• [Goal]: Take the listing and print it in full, exactly as given.

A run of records

──────────

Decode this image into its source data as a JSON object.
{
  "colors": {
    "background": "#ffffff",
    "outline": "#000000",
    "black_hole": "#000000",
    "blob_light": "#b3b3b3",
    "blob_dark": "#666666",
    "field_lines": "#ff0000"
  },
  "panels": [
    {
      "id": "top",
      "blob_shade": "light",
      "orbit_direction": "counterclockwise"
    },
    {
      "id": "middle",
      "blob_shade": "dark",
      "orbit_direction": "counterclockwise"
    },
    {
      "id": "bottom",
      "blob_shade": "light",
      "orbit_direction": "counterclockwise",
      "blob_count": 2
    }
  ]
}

──────────

• [Full output]:
Decode this image into its source data as a JSON object.
{
  "colors": {
    "background": "#ffffff",
    "outline": "#000000",
    "black_hole": "#000000",
    "blob_light": "#b3b3b3",
    "blob_dark": "#666666",
    "field_lines": "#ff0000"
  },
  "panels": [
    {
      "id": "top",
      "blob_shade": "light",
      "orbit_direction": "counterclockwise"
    },
    {
      "id": "middle",
      "blob_shade": "dark",
      "orbit_direction": "counterclockwise"
    },
    {
      "id": "bottom",
      "blob_shade": "light",
      "orbit_direction": "counterclockwise",
      "blob_count": 2
    }
  ]
}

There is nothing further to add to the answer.